== Segment start ==

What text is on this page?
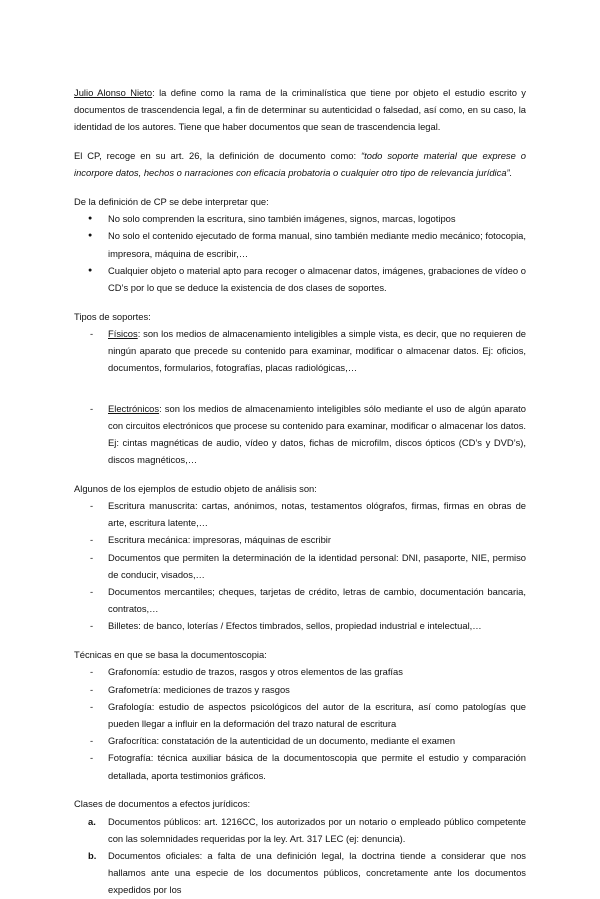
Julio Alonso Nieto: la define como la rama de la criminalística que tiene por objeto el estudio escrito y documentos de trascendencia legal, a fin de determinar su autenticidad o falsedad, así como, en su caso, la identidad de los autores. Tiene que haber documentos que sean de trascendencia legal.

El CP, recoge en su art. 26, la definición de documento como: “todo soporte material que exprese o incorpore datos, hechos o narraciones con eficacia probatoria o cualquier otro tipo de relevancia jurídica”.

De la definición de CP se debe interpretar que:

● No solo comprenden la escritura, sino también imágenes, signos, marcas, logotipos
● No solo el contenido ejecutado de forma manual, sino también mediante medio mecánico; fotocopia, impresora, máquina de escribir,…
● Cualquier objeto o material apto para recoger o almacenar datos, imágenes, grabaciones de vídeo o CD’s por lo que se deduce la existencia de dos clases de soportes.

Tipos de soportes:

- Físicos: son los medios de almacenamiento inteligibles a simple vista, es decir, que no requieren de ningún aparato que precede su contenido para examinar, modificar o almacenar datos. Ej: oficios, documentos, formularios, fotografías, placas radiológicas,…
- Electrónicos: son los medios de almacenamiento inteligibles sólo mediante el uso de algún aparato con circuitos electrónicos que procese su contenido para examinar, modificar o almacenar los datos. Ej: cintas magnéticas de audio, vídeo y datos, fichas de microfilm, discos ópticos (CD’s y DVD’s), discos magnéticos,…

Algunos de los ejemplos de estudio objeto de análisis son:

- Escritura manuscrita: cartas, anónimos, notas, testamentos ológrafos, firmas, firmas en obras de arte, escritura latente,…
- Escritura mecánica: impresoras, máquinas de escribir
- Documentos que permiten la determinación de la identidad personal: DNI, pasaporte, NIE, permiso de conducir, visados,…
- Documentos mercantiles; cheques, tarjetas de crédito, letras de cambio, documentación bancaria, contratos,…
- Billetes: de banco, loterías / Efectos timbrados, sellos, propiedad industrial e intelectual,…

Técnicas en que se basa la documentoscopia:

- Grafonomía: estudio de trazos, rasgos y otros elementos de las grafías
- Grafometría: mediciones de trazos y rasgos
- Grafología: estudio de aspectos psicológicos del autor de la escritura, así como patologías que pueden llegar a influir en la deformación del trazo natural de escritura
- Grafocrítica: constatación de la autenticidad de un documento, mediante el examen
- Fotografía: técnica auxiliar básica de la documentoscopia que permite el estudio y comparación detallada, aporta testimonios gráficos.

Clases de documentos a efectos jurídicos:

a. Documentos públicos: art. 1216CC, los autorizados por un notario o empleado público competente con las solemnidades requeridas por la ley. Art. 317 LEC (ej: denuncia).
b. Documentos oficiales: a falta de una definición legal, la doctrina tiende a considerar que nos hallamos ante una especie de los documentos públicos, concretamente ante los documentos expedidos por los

== Segment end ==
== Segment start ==

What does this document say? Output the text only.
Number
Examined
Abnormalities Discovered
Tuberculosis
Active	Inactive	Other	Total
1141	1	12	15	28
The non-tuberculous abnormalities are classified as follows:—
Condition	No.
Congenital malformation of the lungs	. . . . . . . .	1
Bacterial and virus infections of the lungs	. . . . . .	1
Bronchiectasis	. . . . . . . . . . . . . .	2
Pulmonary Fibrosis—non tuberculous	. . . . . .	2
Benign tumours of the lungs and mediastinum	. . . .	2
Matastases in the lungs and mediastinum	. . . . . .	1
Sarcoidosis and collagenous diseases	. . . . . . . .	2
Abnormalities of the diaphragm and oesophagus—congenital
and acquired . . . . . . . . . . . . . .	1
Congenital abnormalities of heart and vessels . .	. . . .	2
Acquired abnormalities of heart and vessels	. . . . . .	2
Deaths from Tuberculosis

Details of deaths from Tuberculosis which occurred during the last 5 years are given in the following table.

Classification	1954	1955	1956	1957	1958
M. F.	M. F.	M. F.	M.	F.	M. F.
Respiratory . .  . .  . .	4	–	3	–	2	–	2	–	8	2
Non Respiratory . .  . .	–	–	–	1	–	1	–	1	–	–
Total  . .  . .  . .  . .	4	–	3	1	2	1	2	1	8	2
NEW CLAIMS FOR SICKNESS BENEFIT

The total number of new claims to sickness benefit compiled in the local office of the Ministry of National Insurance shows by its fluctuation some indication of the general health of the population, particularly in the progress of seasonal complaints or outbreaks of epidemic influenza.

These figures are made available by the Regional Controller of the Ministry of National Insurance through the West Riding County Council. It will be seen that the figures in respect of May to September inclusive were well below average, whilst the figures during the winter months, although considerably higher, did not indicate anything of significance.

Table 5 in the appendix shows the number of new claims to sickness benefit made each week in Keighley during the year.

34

== Segment end ==
== Segment start ==

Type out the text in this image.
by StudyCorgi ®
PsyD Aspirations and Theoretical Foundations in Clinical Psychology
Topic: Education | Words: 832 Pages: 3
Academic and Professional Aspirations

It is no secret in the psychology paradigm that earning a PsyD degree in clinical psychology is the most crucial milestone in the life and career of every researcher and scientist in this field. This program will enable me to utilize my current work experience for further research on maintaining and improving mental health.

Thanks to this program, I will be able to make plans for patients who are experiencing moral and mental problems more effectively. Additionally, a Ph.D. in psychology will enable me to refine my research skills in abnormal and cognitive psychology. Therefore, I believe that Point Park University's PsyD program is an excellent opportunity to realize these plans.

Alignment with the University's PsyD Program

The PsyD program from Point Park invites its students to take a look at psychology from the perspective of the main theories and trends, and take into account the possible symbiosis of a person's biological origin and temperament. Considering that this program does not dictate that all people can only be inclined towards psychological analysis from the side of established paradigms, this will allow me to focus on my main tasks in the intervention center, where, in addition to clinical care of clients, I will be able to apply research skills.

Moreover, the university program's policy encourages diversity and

== Segment end ==

* Exercise *
The word to find is "What". Copy every line of the data that holds it.

* Task result *
What text is on this page?
What does this document say? Output the text only.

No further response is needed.